SHORT TASK ::
Quote the records in full and leave their pictures out.

TASK INPUTS ::
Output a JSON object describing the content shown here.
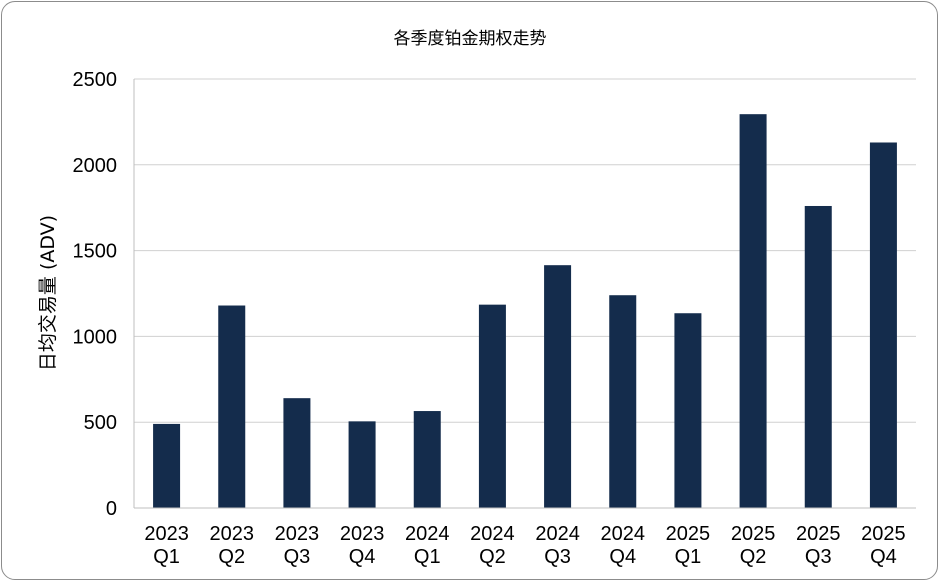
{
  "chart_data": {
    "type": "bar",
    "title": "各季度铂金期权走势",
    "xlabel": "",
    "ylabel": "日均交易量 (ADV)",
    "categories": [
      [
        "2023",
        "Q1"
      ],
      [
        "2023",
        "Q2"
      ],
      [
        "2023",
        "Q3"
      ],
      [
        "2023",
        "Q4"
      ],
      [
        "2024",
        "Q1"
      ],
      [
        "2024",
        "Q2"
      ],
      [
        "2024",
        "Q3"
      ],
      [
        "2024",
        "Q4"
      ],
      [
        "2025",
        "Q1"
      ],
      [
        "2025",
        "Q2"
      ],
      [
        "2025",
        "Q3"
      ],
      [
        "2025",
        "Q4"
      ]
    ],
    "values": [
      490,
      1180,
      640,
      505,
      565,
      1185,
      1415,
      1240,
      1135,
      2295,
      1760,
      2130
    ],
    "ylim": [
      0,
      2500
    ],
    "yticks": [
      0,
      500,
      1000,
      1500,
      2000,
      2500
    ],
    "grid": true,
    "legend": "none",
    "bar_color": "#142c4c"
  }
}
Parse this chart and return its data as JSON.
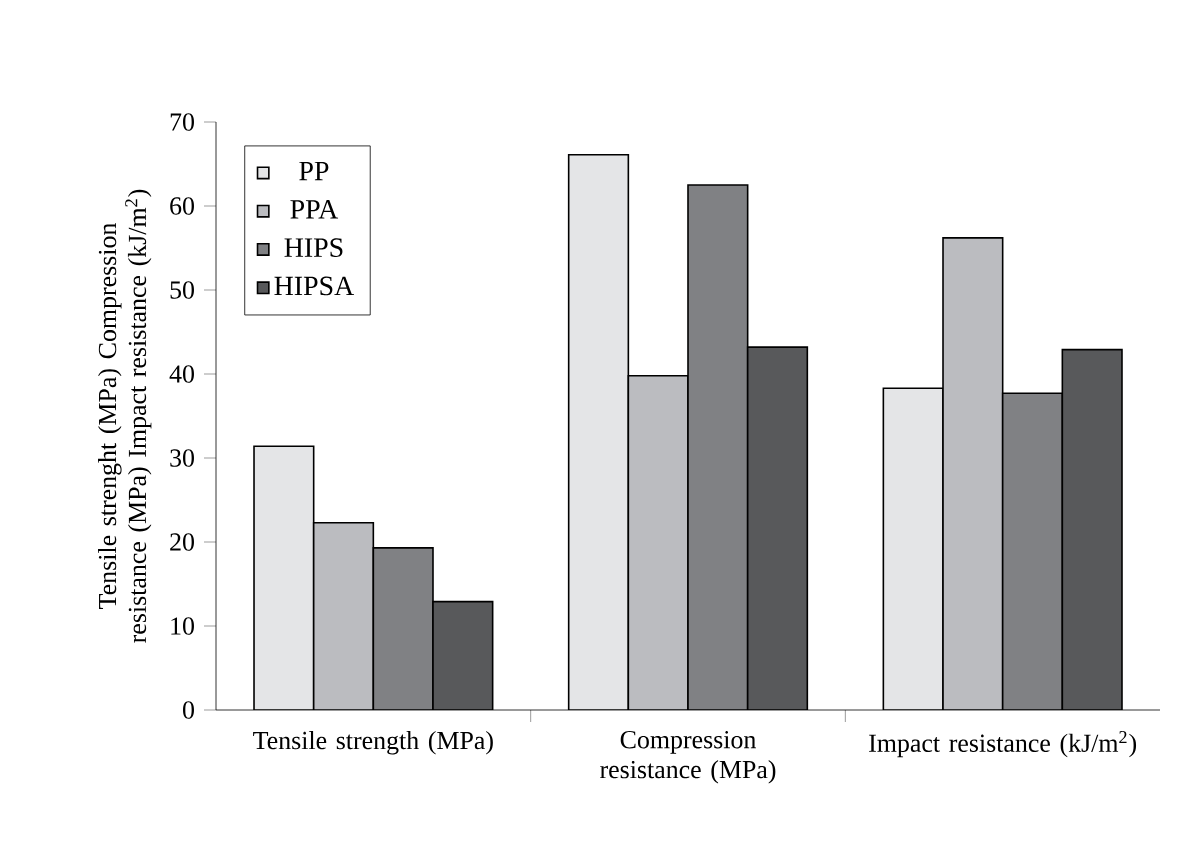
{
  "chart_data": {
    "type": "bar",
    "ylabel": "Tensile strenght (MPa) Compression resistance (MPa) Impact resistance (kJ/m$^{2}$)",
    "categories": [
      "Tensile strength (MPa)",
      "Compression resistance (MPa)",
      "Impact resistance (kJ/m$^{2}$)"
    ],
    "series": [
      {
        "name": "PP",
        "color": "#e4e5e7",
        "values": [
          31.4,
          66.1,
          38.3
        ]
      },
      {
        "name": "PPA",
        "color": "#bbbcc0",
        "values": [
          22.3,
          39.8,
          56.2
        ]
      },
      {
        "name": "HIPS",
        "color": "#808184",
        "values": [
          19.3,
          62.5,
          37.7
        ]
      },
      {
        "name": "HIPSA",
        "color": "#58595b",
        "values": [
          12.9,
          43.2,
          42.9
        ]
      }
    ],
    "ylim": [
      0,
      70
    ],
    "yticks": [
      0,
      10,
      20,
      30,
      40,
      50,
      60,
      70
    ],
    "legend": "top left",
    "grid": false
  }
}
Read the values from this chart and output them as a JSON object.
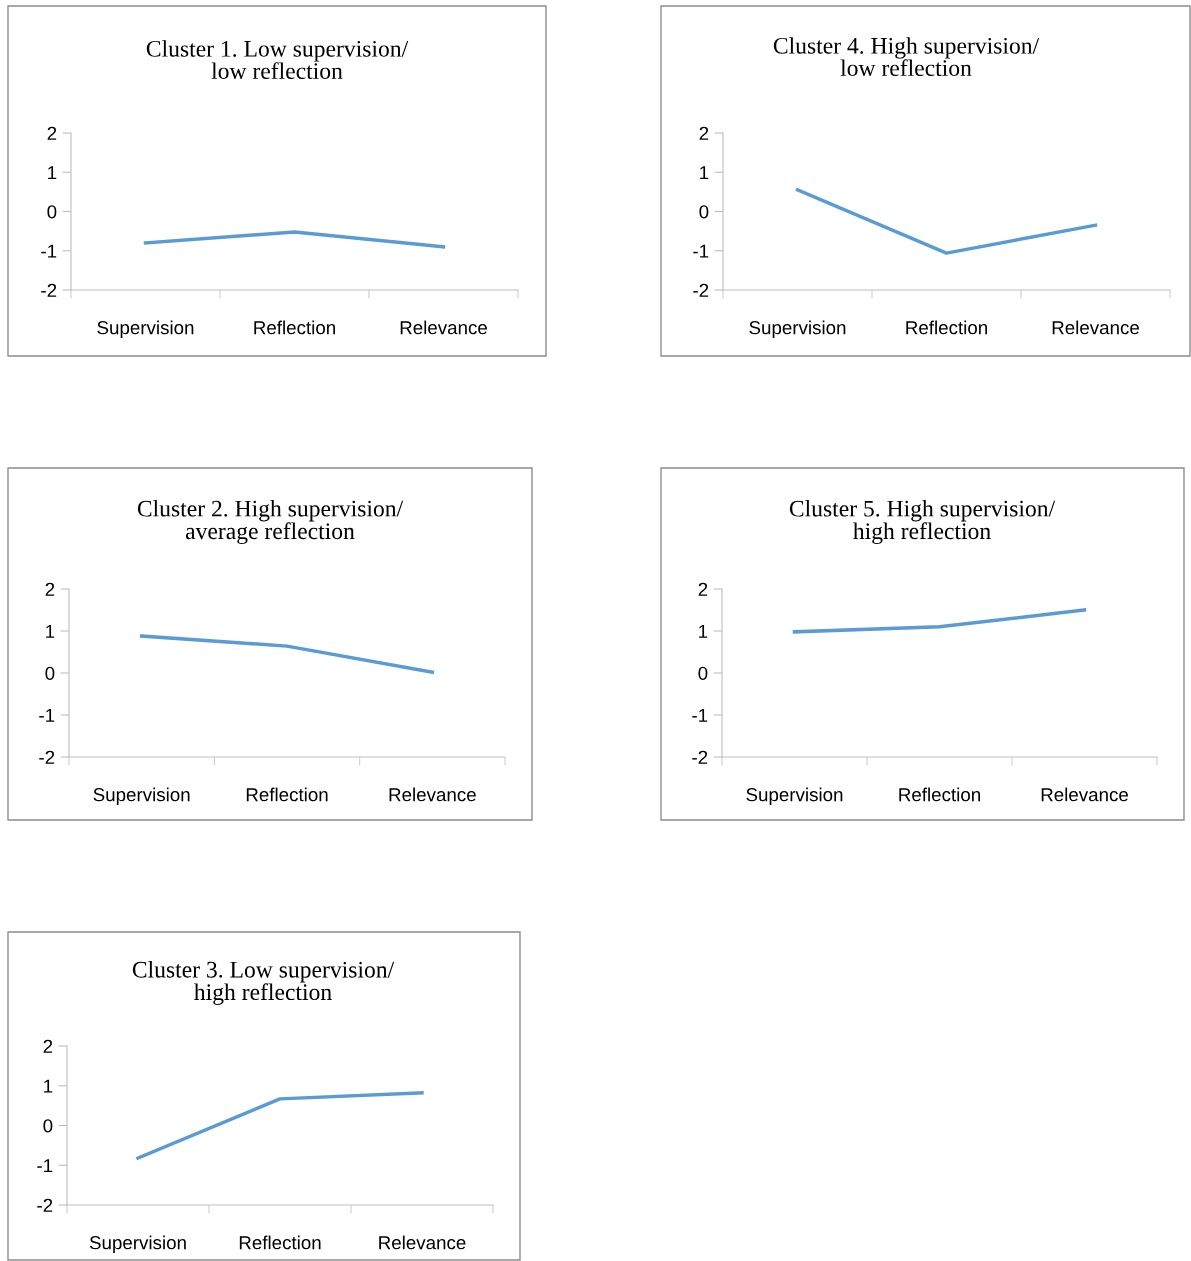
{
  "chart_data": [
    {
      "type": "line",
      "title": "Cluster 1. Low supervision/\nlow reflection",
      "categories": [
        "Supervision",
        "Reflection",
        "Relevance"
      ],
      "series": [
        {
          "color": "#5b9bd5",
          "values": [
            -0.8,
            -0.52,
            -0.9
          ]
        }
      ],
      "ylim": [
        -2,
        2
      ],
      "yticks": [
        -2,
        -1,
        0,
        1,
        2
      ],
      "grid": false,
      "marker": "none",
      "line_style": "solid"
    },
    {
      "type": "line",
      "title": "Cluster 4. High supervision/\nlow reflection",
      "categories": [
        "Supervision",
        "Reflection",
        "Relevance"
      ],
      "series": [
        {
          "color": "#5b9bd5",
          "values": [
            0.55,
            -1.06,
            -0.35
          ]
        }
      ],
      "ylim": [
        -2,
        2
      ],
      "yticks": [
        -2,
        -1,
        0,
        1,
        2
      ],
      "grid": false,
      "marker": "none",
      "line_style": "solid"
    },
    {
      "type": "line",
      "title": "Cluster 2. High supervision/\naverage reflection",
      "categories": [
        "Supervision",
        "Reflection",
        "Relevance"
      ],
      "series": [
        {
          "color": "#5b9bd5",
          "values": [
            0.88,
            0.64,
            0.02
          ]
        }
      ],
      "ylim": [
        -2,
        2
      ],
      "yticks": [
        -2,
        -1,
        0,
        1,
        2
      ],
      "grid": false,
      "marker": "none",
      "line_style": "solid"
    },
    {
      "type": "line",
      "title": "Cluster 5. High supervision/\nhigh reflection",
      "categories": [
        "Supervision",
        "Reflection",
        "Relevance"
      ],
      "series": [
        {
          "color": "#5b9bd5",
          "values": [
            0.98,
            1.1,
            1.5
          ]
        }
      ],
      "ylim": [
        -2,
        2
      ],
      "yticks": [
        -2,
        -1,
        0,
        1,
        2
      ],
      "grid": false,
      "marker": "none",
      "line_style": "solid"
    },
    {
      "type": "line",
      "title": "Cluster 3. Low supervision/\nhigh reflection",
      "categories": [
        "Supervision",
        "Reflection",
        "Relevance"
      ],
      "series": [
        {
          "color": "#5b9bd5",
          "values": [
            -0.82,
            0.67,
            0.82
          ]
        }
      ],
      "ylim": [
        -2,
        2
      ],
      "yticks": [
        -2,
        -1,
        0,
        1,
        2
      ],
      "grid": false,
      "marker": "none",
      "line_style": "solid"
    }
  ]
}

TASK OUTPUT ::
Output a JSON object describing the content shown here.
{
  "chart_data": {
    "type": "bar",
    "title": "各季度铂金期权走势",
    "xlabel": "",
    "ylabel": "日均交易量 (ADV)",
    "categories": [
      [
        "2023",
        "Q1"
      ],
      [
        "2023",
        "Q2"
      ],
      [
        "2023",
        "Q3"
      ],
      [
        "2023",
        "Q4"
      ],
      [
        "2024",
        "Q1"
      ],
      [
        "2024",
        "Q2"
      ],
      [
        "2024",
        "Q3"
      ],
      [
        "2024",
        "Q4"
      ],
      [
        "2025",
        "Q1"
      ],
      [
        "2025",
        "Q2"
      ],
      [
        "2025",
        "Q3"
      ],
      [
        "2025",
        "Q4"
      ]
    ],
    "values": [
      490,
      1180,
      640,
      505,
      565,
      1185,
      1415,
      1240,
      1135,
      2295,
      1760,
      2130
    ],
    "ylim": [
      0,
      2500
    ],
    "yticks": [
      0,
      500,
      1000,
      1500,
      2000,
      2500
    ],
    "grid": true,
    "legend": "none",
    "bar_color": "#142c4c"
  }
}
Parse this chart and return its data as JSON.
{
  "chart_data": {
    "type": "bar",
    "ylabel": "Tensile strenght (MPa) Compression resistance (MPa) Impact resistance (kJ/m$^{2}$)",
    "categories": [
      "Tensile strength (MPa)",
      "Compression resistance (MPa)",
      "Impact resistance (kJ/m$^{2}$)"
    ],
    "series": [
      {
        "name": "PP",
        "color": "#e4e5e7",
        "values": [
          31.4,
          66.1,
          38.3
        ]
      },
      {
        "name": "PPA",
        "color": "#bbbcc0",
        "values": [
          22.3,
          39.8,
          56.2
        ]
      },
      {
        "name": "HIPS",
        "color": "#808184",
        "values": [
          19.3,
          62.5,
          37.7
        ]
      },
      {
        "name": "HIPSA",
        "color": "#58595b",
        "values": [
          12.9,
          43.2,
          42.9
        ]
      }
    ],
    "ylim": [
      0,
      70
    ],
    "yticks": [
      0,
      10,
      20,
      30,
      40,
      50,
      60,
      70
    ],
    "legend": "top left",
    "grid": false
  }
}
Read the values from this chart and output them as a JSON object.
{
  "chart_data": [
    {
      "type": "line",
      "title": "Cluster 1. Low supervision/\nlow reflection",
      "categories": [
        "Supervision",
        "Reflection",
        "Relevance"
      ],
      "series": [
        {
          "color": "#5b9bd5",
          "values": [
            -0.8,
            -0.52,
            -0.9
          ]
        }
      ],
      "ylim": [
        -2,
        2
      ],
      "yticks": [
        -2,
        -1,
        0,
        1,
        2
      ],
      "grid": false,
      "marker": "none",
      "line_style": "solid"
    },
    {
      "type": "line",
      "title": "Cluster 4. High supervision/\nlow reflection",
      "categories": [
        "Supervision",
        "Reflection",
        "Relevance"
      ],
      "series": [
        {
          "color": "#5b9bd5",
          "values": [
            0.55,
            -1.06,
            -0.35
          ]
        }
      ],
      "ylim": [
        -2,
        2
      ],
      "yticks": [
        -2,
        -1,
        0,
        1,
        2
      ],
      "grid": false,
      "marker": "none",
      "line_style": "solid"
    },
    {
      "type": "line",
      "title": "Cluster 2. High supervision/\naverage reflection",
      "categories": [
        "Supervision",
        "Reflection",
        "Relevance"
      ],
      "series": [
        {
          "color": "#5b9bd5",
          "values": [
            0.88,
            0.64,
            0.02
          ]
        }
      ],
      "ylim": [
        -2,
        2
      ],
      "yticks": [
        -2,
        -1,
        0,
        1,
        2
      ],
      "grid": false,
      "marker": "none",
      "line_style": "solid"
    },
    {
      "type": "line",
      "title": "Cluster 5. High supervision/\nhigh reflection",
      "categories": [
        "Supervision",
        "Reflection",
        "Relevance"
      ],
      "series": [
        {
          "color": "#5b9bd5",
          "values": [
            0.98,
            1.1,
            1.5
          ]
        }
      ],
      "ylim": [
        -2,
        2
      ],
      "yticks": [
        -2,
        -1,
        0,
        1,
        2
      ],
      "grid": false,
      "marker": "none",
      "line_style": "solid"
    },
    {
      "type": "line",
      "title": "Cluster 3. Low supervision/\nhigh reflection",
      "categories": [
        "Supervision",
        "Reflection",
        "Relevance"
      ],
      "series": [
        {
          "color": "#5b9bd5",
          "values": [
            -0.82,
            0.67,
            0.82
          ]
        }
      ],
      "ylim": [
        -2,
        2
      ],
      "yticks": [
        -2,
        -1,
        0,
        1,
        2
      ],
      "grid": false,
      "marker": "none",
      "line_style": "solid"
    }
  ]
}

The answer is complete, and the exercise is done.